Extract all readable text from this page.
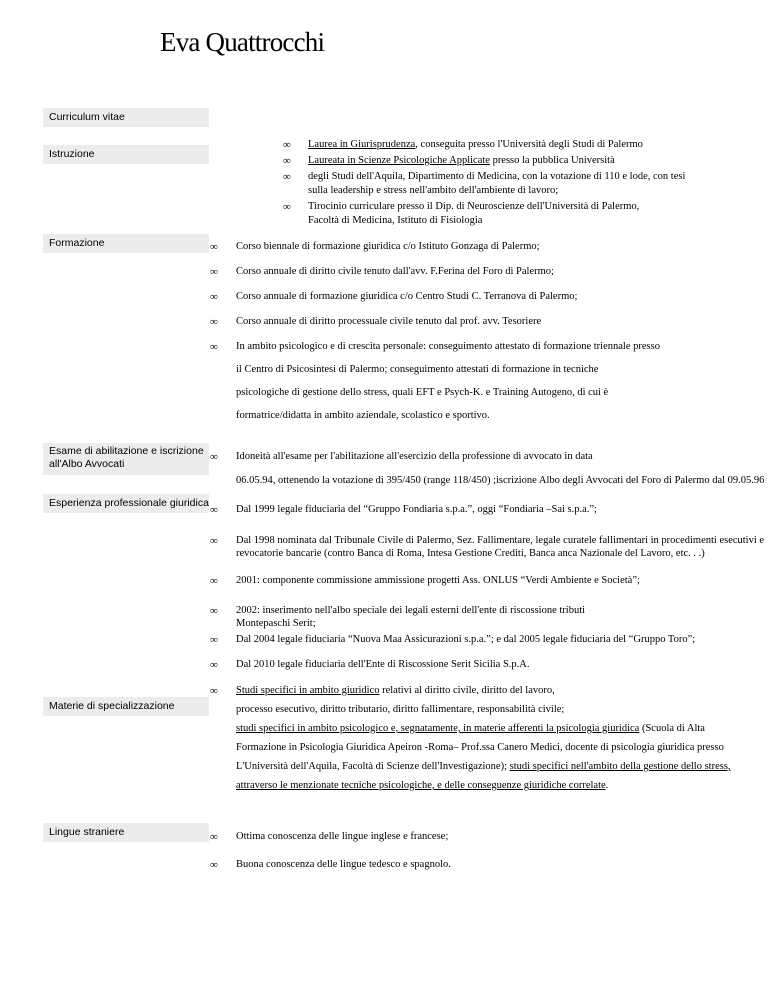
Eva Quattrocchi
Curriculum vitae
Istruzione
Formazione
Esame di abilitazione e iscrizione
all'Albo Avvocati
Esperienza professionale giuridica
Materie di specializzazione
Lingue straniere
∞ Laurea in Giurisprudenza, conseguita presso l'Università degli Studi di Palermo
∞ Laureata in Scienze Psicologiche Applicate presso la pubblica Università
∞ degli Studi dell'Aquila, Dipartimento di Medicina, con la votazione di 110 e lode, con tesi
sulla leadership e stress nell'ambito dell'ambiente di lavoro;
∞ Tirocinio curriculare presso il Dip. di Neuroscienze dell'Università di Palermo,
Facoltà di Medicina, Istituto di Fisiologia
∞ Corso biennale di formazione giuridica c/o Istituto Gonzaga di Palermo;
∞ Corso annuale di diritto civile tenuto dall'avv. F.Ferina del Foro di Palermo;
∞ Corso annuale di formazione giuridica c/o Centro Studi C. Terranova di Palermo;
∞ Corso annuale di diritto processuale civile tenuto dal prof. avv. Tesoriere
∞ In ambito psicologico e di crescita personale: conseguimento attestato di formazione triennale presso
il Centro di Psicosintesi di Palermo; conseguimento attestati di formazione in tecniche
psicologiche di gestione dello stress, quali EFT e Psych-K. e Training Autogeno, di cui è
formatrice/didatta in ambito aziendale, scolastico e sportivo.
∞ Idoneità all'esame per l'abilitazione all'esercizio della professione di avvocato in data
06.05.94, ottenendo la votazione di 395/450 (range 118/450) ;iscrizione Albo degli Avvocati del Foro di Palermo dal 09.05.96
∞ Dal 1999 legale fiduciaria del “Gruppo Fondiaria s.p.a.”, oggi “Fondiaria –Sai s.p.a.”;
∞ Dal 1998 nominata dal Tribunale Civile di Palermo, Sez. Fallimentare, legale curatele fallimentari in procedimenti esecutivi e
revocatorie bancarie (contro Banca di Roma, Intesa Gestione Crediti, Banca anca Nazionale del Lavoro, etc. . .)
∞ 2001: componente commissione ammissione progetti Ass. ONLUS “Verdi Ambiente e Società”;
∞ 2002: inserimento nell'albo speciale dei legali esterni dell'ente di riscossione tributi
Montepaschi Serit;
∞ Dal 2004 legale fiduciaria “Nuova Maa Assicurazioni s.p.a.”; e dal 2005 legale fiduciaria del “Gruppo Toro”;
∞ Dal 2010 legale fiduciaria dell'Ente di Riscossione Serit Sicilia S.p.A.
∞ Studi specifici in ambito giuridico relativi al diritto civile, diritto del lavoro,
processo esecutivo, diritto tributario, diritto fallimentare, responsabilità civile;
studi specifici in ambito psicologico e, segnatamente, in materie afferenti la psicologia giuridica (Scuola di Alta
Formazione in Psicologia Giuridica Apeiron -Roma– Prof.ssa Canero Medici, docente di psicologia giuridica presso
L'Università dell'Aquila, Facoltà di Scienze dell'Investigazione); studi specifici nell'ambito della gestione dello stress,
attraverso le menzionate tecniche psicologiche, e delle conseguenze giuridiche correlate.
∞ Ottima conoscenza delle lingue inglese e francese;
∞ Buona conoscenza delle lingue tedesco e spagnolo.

Exercise description:
Set every line down exactly as written, leaving each picture out.

Task response:
Extract all readable text from this page.
Eva Quattrocchi
Curriculum vitae
Istruzione
Formazione
Esame di abilitazione e iscrizione
all'Albo Avvocati
Esperienza professionale giuridica
Materie di specializzazione
Lingue straniere
∞ Laurea in Giurisprudenza, conseguita presso l'Università degli Studi di Palermo
∞ Laureata in Scienze Psicologiche Applicate presso la pubblica Università
∞ degli Studi dell'Aquila, Dipartimento di Medicina, con la votazione di 110 e lode, con tesi
sulla leadership e stress nell'ambito dell'ambiente di lavoro;
∞ Tirocinio curriculare presso il Dip. di Neuroscienze dell'Università di Palermo,
Facoltà di Medicina, Istituto di Fisiologia
∞ Corso biennale di formazione giuridica c/o Istituto Gonzaga di Palermo;
∞ Corso annuale di diritto civile tenuto dall'avv. F.Ferina del Foro di Palermo;
∞ Corso annuale di formazione giuridica c/o Centro Studi C. Terranova di Palermo;
∞ Corso annuale di diritto processuale civile tenuto dal prof. avv. Tesoriere
∞ In ambito psicologico e di crescita personale: conseguimento attestato di formazione triennale presso
il Centro di Psicosintesi di Palermo; conseguimento attestati di formazione in tecniche
psicologiche di gestione dello stress, quali EFT e Psych-K. e Training Autogeno, di cui è
formatrice/didatta in ambito aziendale, scolastico e sportivo.
∞ Idoneità all'esame per l'abilitazione all'esercizio della professione di avvocato in data
06.05.94, ottenendo la votazione di 395/450 (range 118/450) ;iscrizione Albo degli Avvocati del Foro di Palermo dal 09.05.96
∞ Dal 1999 legale fiduciaria del “Gruppo Fondiaria s.p.a.”, oggi “Fondiaria –Sai s.p.a.”;
∞ Dal 1998 nominata dal Tribunale Civile di Palermo, Sez. Fallimentare, legale curatele fallimentari in procedimenti esecutivi e
revocatorie bancarie (contro Banca di Roma, Intesa Gestione Crediti, Banca anca Nazionale del Lavoro, etc. . .)
∞ 2001: componente commissione ammissione progetti Ass. ONLUS “Verdi Ambiente e Società”;
∞ 2002: inserimento nell'albo speciale dei legali esterni dell'ente di riscossione tributi
Montepaschi Serit;
∞ Dal 2004 legale fiduciaria “Nuova Maa Assicurazioni s.p.a.”; e dal 2005 legale fiduciaria del “Gruppo Toro”;
∞ Dal 2010 legale fiduciaria dell'Ente di Riscossione Serit Sicilia S.p.A.
∞ Studi specifici in ambito giuridico relativi al diritto civile, diritto del lavoro,
processo esecutivo, diritto tributario, diritto fallimentare, responsabilità civile;
studi specifici in ambito psicologico e, segnatamente, in materie afferenti la psicologia giuridica (Scuola di Alta
Formazione in Psicologia Giuridica Apeiron -Roma– Prof.ssa Canero Medici, docente di psicologia giuridica presso
L'Università dell'Aquila, Facoltà di Scienze dell'Investigazione); studi specifici nell'ambito della gestione dello stress,
attraverso le menzionate tecniche psicologiche, e delle conseguenze giuridiche correlate.
∞ Ottima conoscenza delle lingue inglese e francese;
∞ Buona conoscenza delle lingue tedesco e spagnolo.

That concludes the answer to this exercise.